- **Passage shown**:
# Hard drive crash...need help interpreting error logs

## drvik

Hi everyone,

I've been having random lock ups of one of my hard drives... I have a pair of Western Dig 500Gb drives that are in a RAID 0 config....I used to have my root on a striped partition but was finding that when one drive locked up the whole system went with it, so I reinstalled my gentoo on a separate drive hoping that that would allow me to discover the HD problems when they occurred... the lock ups USED to happen once a day, but since moving to a seperate drive it's only happened twice now... for a while I was thinking that it was a software problem in some way....

- **Collected data**:
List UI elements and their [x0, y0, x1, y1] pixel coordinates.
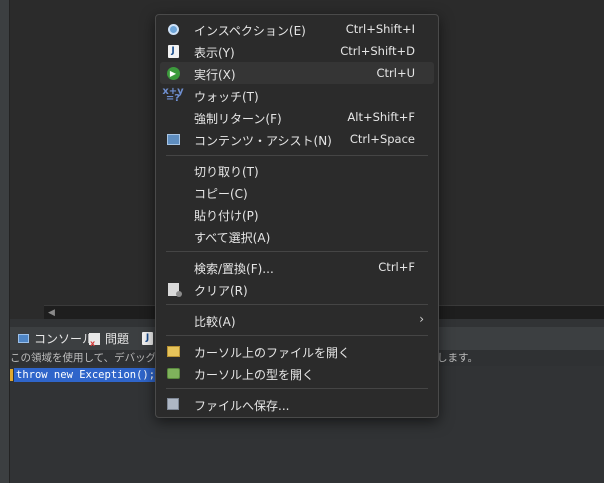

- **Problems**:
**A)** Decide whether each statement agrees with the hard drive crash post: (i) the two Western Dig drives are set up in a RAID 0 configuration; (ii) after the move to a separate drive, the lock ups still happen once a day; (iii) the root used to sit on a striped partition. Answer yes or no for each, quoting the words from the post that settle it.
**B)** Reproduce the hard drive crash post between "# Hard drive" and "in some way....", inclusive, with "Debian" substituted for "gentoo".

- **Responses per task**:
**A)**
(i) Yes: "that are in a RAID 0 config"
(ii) No: "since moving to a seperate drive it's only happened twice now"
(iii) Yes: "I used to have my root on a striped partition"

**B)**
# Hard drive crash...need help interpreting error logs

## drvik

Hi everyone,

I've been having random lock ups of one of my hard drives... I have a pair of Western Dig 500Gb drives that are in a RAID 0 config....I used to have my root on a striped partition but was finding that when one drive locked up the whole system went with it, so I reinstalled my Debian on a separate drive hoping that that would allow me to discover the HD problems when they occurred... the lock ups USED to happen once a day, but since moving to a seperate drive it's only happened twice now... for a while I was thinking that it was a software problem in some way....